§ TASKS TO PERFORM:
a) Echo a passage from the patent excerpt on drone filming word for word, beginning at the words "The basic idea" and stopping after the words "during these shootings.".
b) Answer these questions using the patent excerpt on drone filming:
(i) Which patent document is cited as giving no indication of how to travel along the pre-programmed trajectory?
(ii) According to the basic idea of the invention, what is separated from what?
(iii) What kind of target does the object of the invention mention taking moving images of?

-- begin QUOTED TEXT --

But the shooting possibilities offered by these devices remain very limited in terms of trajectories the drone can travel along during the filming, and in terms of the way the drone travels along this trajectory.

For example, in the above-mentioned FR 3 031 402 A1, no indication is given on the way to travel along the pre-programmed trajectory, under the control of the user who would desire to influence the speed of displacement of the drone along the selected (static) trajectory, in such a manner to be able to accelerate/slow down the displacement, to immobilise the drone at a certain point, to cause it to travel along the trajectory in the reverse direction, etc.

BRIEF SUMMARY OF THE INVENTION

The basic idea of the invention consists, to compensate for these limitations, in separating the generation of the trajectories (choice of a bell-shaped trajectory, a circular trajectory, etc.) from the manner the drone will travel along these trajectories.

The object of the invention is to propose to the user widened possibilities of taking moving images of a target that is potentially in motion, and to better control the displacements of the drone during these shootings.

-- end QUOTED TEXT --
-- begin DATA EXCERPTS --

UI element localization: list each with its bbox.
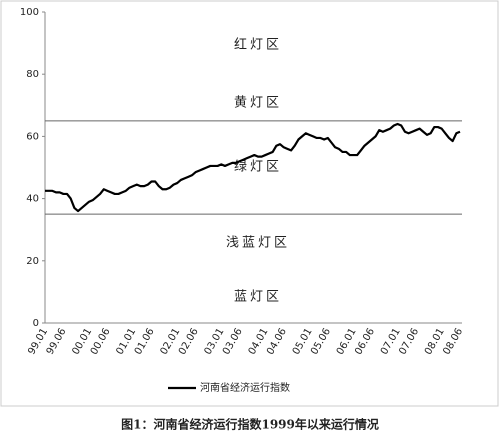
frame [0, 0, 499, 407]
zone-label: 浅蓝灯区 [226, 236, 290, 251]
y-tick-label: 80 [26, 69, 39, 80]
y-tick-label: 60 [26, 131, 39, 142]
y-tick-label: 20 [26, 256, 39, 267]
y-tick-label: 40 [26, 194, 39, 205]
zone-label: 蓝灯区 [234, 290, 282, 305]
legend-label: 河南省经济运行指数 [200, 381, 290, 394]
caption: 图1：河南省经济运行指数1999年以来运行情况 [121, 417, 379, 432]
zone-label: 绿灯区 [234, 160, 282, 175]
y-tick-label: 0 [33, 318, 39, 329]
zone-label: 红灯区 [234, 37, 282, 53]
zone-label: 黄灯区 [234, 96, 282, 111]
y-tick-label: 100 [20, 7, 39, 18]
data-line [45, 122, 461, 213]
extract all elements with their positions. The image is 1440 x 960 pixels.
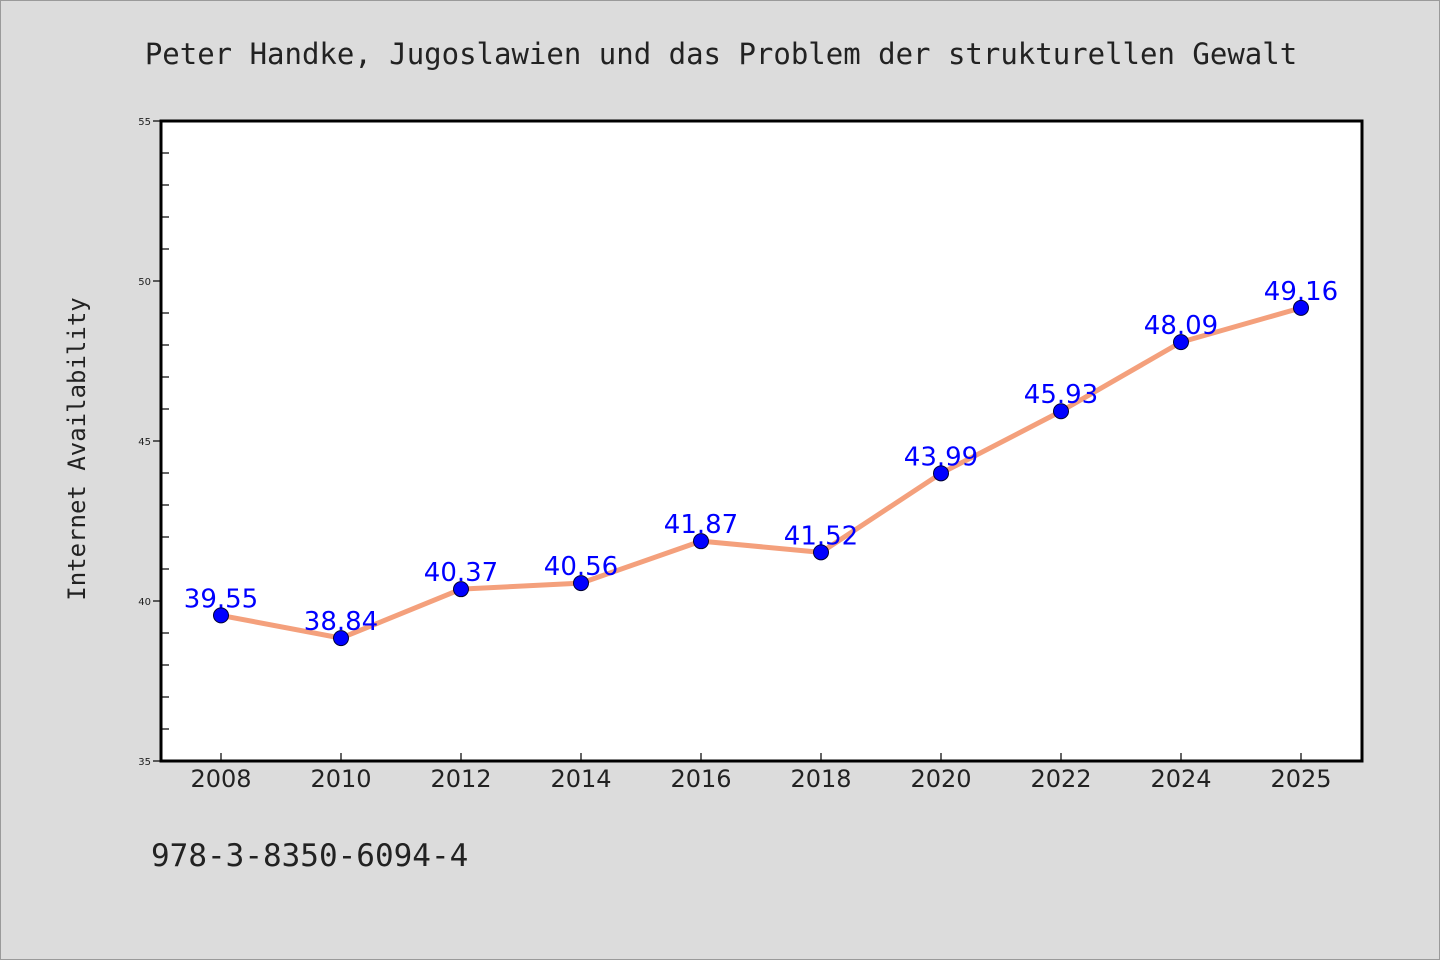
isbn-footer: 978-3-8350-6094-4 [151, 838, 468, 874]
data-point-marker [1293, 299, 1309, 316]
data-label: 40.56 [544, 552, 618, 582]
data-point-marker [1173, 334, 1189, 351]
data-point-marker [1053, 403, 1069, 420]
data-label: 41.52 [784, 521, 858, 551]
y-axis-label: Internet Availability [63, 297, 91, 600]
series-line-group [213, 299, 1309, 647]
data-label: 49.16 [1264, 277, 1338, 307]
data-labels-group: 39.55 38.84 40.37 40.56 41.87 41.52 43.99 45.93… [184, 277, 1338, 637]
x-tick-label: 2025 [1270, 765, 1331, 793]
x-tick-label: 2024 [1150, 765, 1211, 793]
x-tick-label: 2022 [1030, 765, 1091, 793]
y-tick-label: 40 [138, 597, 151, 608]
data-point-marker [213, 607, 229, 624]
data-label: 43.99 [904, 442, 978, 472]
data-point-marker [933, 465, 949, 482]
data-point-marker [573, 575, 589, 592]
x-tick-label: 2008 [190, 765, 251, 793]
data-point-marker [333, 630, 349, 647]
x-tick-label: 2012 [430, 765, 491, 793]
x-tick-label: 2010 [310, 765, 371, 793]
data-label: 40.37 [424, 558, 498, 588]
x-tick-label: 2016 [670, 765, 731, 793]
data-point-marker [693, 533, 709, 550]
data-label: 48.09 [1144, 311, 1218, 341]
chart-title: Peter Handke, Jugoslawien und das Proble… [145, 37, 1297, 71]
data-label: 38.84 [304, 607, 378, 637]
x-tick-label: 2018 [790, 765, 851, 793]
y-tick-label: 45 [138, 437, 151, 448]
x-tick-label: 2014 [550, 765, 611, 793]
y-tick-label: 50 [138, 277, 151, 288]
x-axis-ticks: 2008 2010 2012 2014 2016 2018 2020 2022 2024 2025 [190, 753, 1332, 793]
plot-area [159, 119, 1364, 763]
y-axis-ticks: 35 40 45 50 55 [138, 117, 169, 768]
series-line [218, 305, 1304, 641]
data-point-marker [453, 581, 469, 598]
y-tick-label: 35 [138, 757, 151, 768]
data-label: 41.87 [664, 510, 738, 540]
data-point-marker [813, 544, 829, 561]
data-label: 39.55 [184, 584, 258, 614]
y-tick-label: 55 [138, 117, 151, 128]
data-label: 45.93 [1024, 380, 1098, 410]
x-tick-label: 2020 [910, 765, 971, 793]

-- end DATA EXCERPTS --

§ PER-TASK ANSWERS:
a)
The basic idea of the invention consists, to compensate for these limitations, in separating the generation of the trajectories (choice of a bell-shaped trajectory, a circular trajectory, etc.) from the manner the drone will travel along these trajectories.

The object of the invention is to propose to the user widened possibilities of taking moving images of a target that is potentially in motion, and to better control the displacements of the drone during these shootings.

b)
(i) FR 3 031 402 A1.
(ii) The generation of the trajectories is separated from the manner the drone will travel along these trajectories.
(iii) A target that is potentially in motion.